Copy each line that holds "ONLY".
--- BEGIN ---
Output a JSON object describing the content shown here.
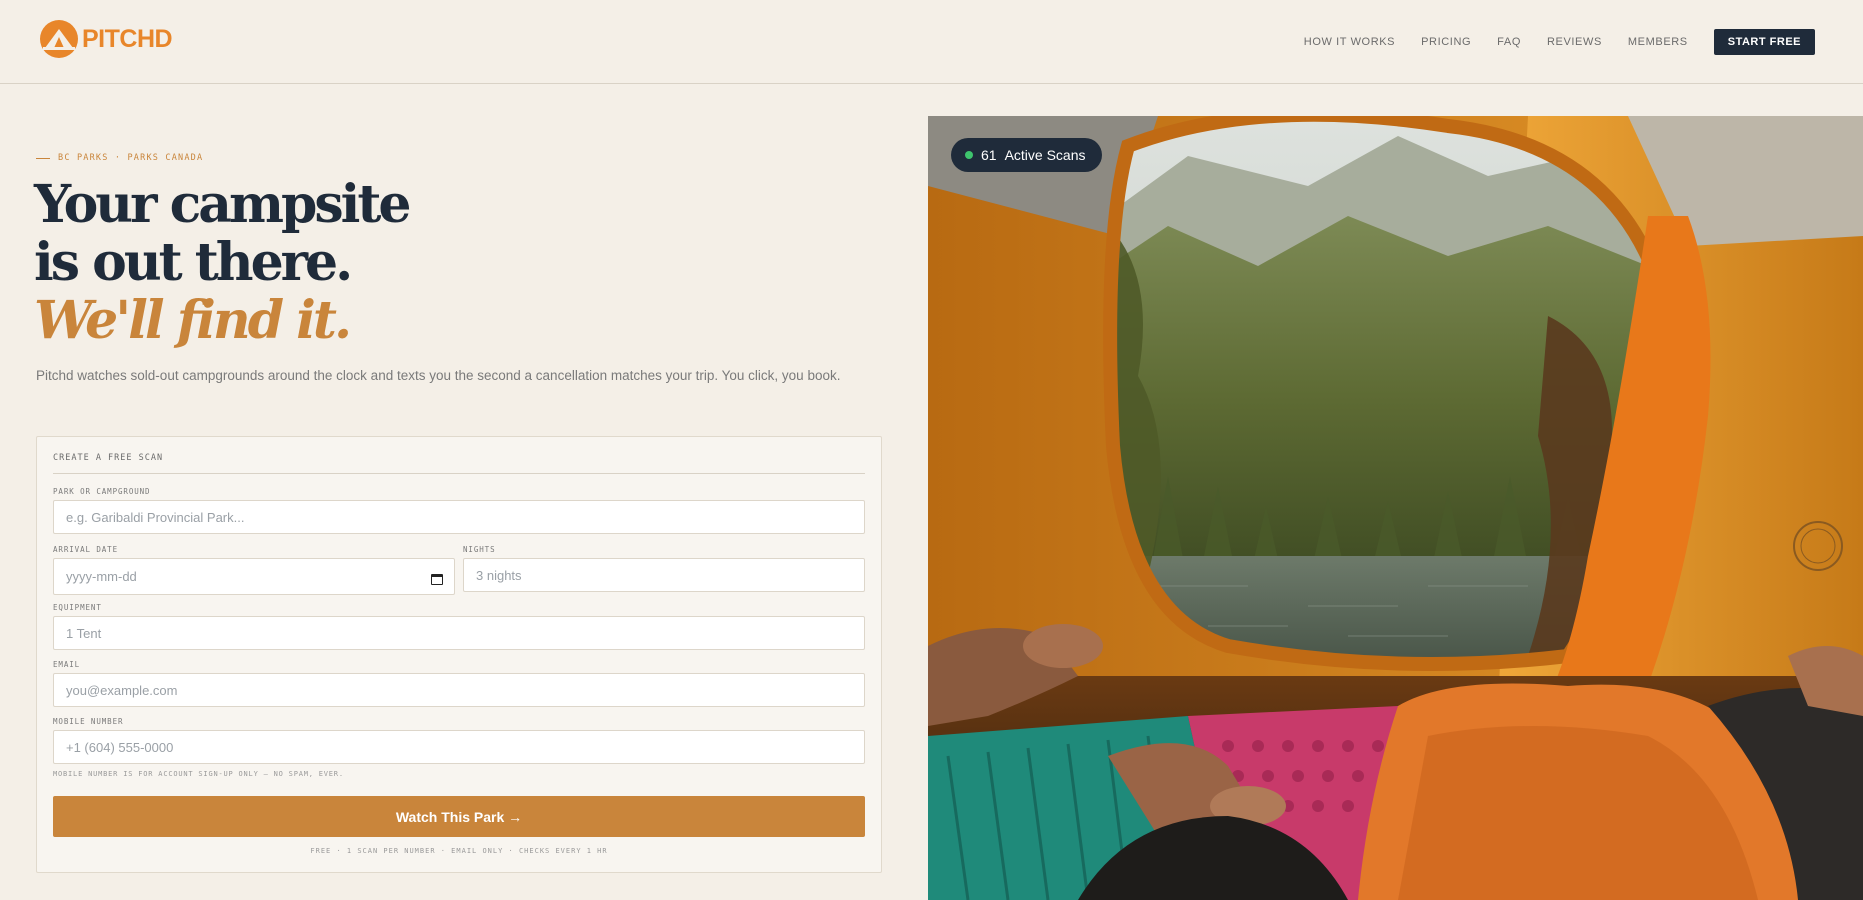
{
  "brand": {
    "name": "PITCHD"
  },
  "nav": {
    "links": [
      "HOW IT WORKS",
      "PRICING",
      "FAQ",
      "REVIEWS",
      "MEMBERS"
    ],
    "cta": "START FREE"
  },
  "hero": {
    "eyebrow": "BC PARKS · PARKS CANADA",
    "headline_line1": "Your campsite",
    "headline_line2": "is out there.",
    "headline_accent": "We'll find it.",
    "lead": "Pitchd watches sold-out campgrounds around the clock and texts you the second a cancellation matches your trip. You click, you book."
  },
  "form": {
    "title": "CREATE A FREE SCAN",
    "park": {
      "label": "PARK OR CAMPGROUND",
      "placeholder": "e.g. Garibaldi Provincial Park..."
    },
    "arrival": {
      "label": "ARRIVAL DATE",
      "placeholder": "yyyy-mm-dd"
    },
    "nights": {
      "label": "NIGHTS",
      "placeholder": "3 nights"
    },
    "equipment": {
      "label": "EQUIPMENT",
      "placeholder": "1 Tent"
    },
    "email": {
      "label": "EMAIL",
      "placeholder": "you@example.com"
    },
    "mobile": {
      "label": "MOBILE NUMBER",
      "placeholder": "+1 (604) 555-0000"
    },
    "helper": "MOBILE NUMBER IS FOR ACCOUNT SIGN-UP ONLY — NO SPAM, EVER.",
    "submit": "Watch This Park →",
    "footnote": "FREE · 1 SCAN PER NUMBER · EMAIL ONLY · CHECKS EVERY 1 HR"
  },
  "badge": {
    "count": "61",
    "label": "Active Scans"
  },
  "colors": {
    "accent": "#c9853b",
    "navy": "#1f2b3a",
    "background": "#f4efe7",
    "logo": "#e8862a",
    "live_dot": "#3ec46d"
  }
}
--- END ---
Correct response ▸
    "helper": "MOBILE NUMBER IS FOR ACCOUNT SIGN-UP ONLY — NO SPAM, EVER.",
    "footnote": "FREE · 1 SCAN PER NUMBER · EMAIL ONLY · CHECKS EVERY 1 HR"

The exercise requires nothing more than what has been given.